───── Excerpt provided

Analytics and Real User Monitoring

Performance testing in a lab environment tells you how fast your site could be. Analytics and Real User Monitoring (RUM) tell you how fast it actually is for the people who use it. The gap between lab results and real-world performance is often significant, because lab tests run on powerful machines with fast connections, while real users browse on mid-range phones over cellular networks from locations far from your servers.

Understanding real user behavior and real user performance is essential for quality engineering. It shifts your perspective from "does this work on my machine?" to "does this work for my users?" — and those are very different questions.

Google Analytics 4 (GA4)

Google Analytics 4 is the current generation of Google's analytics platform. It replaced Universal Analytics and introduced an event-based data model where every interaction is tracked as an event rather than fitting into the older session-and-pageview paradigm. GA4 is free for most use cases and provides insights into how users find, navigate, and interact with your website.

Key capabilities of GA4 for quality engineering:

  • User flow analysis: Understand the paths users take through your site. Identify pages where users drop off, which often indicates usability problems, confusing navigation, or performance issues.
  • Engagement metrics: GA4 tracks engaged sessions (sessions lasting more than 10 seconds, with a conversion event, or with 2 or more page views). Low engagement rates on specific pages can signal quality problems.
  • Event tracking: Custom events let you measure specific interactions like form submissions, button clicks, video plays, and error occurrences. You can track JavaScript errors as custom events to correlate error rates with user behavior.
  • Audience segmentation: Break down data by device type, browser, geography, and other dimensions. If your bounce rate is high on mobile but fine on desktop, that tells you exactly where to focus your quality improvement efforts.
  • Core Web Vitals integration: GA4 can receive Core Web Vitals data, giving you performance metrics alongside behavioral data in a single dashboard.

Real User Monitoring vs. Synthetic Monitoring

These two approaches to performance monitoring are complementary, not competing. Understanding when to use each is important:

Real User Monitoring (RUM) collects performance data from actual users as they interact with your site. A small JavaScript snippet in your pages measures loading times, Core Web Vitals, and other metrics for every page load, then sends that data to a collection endpoint. The result is a complete picture of how your site performs across the full spectrum of user devices, networks, locations, and behaviors.

──────────
───── Extracted data

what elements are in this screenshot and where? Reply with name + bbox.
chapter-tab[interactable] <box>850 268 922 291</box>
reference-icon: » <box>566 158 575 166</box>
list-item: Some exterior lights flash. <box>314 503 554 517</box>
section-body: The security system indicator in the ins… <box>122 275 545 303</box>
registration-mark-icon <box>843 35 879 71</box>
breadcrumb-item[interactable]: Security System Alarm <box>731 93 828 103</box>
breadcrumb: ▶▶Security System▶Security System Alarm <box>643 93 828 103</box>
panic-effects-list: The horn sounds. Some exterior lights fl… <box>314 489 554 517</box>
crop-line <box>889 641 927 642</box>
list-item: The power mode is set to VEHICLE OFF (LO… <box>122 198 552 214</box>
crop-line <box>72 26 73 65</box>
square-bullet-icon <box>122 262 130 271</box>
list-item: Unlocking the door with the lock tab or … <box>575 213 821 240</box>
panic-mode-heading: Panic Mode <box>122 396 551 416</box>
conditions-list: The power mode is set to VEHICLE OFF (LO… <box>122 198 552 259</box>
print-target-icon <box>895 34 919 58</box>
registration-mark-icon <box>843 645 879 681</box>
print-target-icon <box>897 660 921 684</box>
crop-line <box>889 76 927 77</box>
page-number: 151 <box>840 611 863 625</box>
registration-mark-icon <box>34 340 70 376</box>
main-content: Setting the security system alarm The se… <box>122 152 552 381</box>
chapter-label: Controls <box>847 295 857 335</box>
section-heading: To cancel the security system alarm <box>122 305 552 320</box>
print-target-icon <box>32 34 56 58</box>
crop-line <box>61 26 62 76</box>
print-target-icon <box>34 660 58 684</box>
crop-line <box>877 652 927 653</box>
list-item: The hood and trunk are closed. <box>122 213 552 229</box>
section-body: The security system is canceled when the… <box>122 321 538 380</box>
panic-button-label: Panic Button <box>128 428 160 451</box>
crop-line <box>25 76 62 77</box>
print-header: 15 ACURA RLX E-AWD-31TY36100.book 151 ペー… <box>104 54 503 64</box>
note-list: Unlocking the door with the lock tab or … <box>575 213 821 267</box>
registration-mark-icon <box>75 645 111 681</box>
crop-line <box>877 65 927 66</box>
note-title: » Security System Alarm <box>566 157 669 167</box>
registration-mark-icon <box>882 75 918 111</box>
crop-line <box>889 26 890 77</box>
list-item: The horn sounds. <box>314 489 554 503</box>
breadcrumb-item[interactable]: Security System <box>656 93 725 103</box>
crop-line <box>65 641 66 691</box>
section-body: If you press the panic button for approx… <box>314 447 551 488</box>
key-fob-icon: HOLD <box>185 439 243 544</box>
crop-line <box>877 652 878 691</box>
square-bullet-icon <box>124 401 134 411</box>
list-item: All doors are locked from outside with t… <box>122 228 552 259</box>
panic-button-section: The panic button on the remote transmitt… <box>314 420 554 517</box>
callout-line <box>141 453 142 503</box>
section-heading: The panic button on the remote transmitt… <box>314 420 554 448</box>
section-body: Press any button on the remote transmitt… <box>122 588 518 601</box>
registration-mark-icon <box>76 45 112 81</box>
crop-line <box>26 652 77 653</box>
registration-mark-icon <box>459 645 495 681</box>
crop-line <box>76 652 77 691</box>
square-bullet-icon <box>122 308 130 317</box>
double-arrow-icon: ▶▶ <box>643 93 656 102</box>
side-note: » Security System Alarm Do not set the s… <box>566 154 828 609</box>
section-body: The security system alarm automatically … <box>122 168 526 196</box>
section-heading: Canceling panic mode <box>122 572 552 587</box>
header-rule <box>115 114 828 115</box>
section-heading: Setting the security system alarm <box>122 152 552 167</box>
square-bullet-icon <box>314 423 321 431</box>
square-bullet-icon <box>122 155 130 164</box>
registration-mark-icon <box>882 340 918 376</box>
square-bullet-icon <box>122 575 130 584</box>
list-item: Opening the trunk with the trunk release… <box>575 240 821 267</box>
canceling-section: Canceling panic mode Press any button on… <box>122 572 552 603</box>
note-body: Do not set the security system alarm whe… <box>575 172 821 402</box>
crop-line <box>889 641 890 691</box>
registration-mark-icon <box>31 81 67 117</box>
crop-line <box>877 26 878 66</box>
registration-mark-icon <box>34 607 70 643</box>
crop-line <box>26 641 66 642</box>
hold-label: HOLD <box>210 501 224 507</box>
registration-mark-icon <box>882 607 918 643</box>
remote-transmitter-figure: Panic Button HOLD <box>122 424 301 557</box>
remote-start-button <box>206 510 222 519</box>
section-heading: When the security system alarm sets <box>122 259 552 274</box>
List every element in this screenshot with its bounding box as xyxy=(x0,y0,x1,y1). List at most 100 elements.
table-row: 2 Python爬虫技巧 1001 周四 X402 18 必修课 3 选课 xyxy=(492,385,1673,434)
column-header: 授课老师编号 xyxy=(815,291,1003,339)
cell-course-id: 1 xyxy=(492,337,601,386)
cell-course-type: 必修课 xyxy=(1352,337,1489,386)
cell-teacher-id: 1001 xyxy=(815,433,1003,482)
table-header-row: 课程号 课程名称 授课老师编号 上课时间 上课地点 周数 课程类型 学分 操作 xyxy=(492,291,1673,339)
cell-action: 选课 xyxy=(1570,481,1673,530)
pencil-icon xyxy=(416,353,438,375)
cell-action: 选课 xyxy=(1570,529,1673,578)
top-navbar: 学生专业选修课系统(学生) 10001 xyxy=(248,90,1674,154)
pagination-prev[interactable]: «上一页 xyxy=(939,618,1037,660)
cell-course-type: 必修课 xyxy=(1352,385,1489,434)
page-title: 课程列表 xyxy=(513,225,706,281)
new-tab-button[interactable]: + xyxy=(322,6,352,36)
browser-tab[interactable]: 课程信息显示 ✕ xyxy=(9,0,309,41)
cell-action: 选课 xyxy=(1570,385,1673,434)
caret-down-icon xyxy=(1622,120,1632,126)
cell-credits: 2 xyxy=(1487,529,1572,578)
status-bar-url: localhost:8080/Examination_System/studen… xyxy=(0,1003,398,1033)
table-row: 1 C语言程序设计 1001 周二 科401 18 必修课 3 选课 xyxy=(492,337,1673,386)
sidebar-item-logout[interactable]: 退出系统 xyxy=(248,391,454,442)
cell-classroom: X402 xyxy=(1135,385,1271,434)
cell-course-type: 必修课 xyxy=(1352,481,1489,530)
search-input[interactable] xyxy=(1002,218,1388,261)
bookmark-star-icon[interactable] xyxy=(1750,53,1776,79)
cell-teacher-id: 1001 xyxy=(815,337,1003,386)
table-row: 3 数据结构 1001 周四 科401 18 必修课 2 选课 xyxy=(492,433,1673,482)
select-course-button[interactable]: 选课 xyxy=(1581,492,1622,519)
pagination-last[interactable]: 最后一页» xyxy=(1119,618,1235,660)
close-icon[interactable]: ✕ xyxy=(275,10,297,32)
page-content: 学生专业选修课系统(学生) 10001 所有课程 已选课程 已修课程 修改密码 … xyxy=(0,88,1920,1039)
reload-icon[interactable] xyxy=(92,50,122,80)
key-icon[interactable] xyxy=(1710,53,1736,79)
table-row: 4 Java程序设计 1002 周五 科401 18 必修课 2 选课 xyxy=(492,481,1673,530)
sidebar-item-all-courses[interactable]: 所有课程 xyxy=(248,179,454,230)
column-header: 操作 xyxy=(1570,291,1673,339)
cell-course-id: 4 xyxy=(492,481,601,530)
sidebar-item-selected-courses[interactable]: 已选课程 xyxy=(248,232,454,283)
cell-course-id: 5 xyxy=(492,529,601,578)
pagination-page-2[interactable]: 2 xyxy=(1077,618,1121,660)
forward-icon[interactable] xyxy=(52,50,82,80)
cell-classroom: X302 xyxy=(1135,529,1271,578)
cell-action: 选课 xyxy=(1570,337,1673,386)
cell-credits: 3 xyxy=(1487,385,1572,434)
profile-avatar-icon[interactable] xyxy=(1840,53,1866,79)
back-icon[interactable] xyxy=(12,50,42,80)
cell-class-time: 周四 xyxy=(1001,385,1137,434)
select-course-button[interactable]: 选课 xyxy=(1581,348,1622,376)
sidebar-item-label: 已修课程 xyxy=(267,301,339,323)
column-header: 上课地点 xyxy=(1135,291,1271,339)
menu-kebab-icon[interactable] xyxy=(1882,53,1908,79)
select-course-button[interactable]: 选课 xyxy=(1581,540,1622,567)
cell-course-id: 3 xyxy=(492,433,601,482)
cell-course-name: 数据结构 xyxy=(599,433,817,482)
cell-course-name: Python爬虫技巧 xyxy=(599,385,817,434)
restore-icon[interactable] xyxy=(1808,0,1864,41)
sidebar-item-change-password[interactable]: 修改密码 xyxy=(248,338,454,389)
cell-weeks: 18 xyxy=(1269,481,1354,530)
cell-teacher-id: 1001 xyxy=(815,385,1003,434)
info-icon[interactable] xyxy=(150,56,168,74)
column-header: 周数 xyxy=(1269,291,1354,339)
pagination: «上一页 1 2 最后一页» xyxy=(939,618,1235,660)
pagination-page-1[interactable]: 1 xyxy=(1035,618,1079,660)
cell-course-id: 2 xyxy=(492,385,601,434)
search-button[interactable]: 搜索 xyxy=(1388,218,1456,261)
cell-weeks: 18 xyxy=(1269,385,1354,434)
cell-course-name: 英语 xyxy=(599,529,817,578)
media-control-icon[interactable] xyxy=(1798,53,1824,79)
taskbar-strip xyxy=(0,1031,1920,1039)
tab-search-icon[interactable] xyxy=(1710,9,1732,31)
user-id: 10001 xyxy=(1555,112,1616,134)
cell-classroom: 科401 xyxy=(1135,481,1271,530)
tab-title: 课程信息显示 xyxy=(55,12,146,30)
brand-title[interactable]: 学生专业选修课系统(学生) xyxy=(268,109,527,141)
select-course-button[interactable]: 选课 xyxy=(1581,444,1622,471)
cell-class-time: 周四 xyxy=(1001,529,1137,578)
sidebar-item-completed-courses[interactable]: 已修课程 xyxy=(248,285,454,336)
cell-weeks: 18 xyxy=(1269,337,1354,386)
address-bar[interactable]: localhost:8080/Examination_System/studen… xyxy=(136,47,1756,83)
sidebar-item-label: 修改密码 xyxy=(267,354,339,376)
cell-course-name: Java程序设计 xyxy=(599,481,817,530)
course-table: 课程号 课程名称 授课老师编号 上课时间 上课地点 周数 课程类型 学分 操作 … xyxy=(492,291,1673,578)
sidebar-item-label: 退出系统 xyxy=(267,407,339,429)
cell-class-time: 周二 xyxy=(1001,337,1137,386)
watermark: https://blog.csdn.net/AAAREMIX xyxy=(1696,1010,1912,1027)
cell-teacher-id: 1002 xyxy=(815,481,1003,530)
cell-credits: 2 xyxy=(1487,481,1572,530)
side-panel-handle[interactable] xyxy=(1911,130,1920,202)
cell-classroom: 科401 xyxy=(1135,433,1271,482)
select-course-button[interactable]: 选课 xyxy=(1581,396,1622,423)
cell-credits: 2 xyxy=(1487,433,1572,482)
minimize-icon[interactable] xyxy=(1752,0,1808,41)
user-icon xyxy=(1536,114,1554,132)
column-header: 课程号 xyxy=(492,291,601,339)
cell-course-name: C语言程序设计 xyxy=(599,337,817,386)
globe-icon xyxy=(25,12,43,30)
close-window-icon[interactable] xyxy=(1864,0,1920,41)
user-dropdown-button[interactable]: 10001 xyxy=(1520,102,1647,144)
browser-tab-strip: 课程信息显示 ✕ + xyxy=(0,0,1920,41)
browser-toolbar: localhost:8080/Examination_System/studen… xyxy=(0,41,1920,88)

──────────

● **Written task 1**
Please update the analytics and real user monitoring passage from "Performance testing in" to "from your servers.", putting "mobile data connections" where "cellular networks" stands.
● **Written task 2**
According to the analytics and real user monitoring passage, what makes a session count as engaged in GA4?

● **Output 1**
Performance testing in a lab environment tells you how fast your site could be. Analytics and Real User Monitoring (RUM) tell you how fast it actually is for the people who use it. The gap between lab results and real-world performance is often significant, because lab tests run on powerful machines with fast connections, while real users browse on mid-range phones over mobile data connections from locations far from your servers.

● **Output 2**
An engaged session lasts more than 10 seconds, has a conversion event, or has 2 or more page views.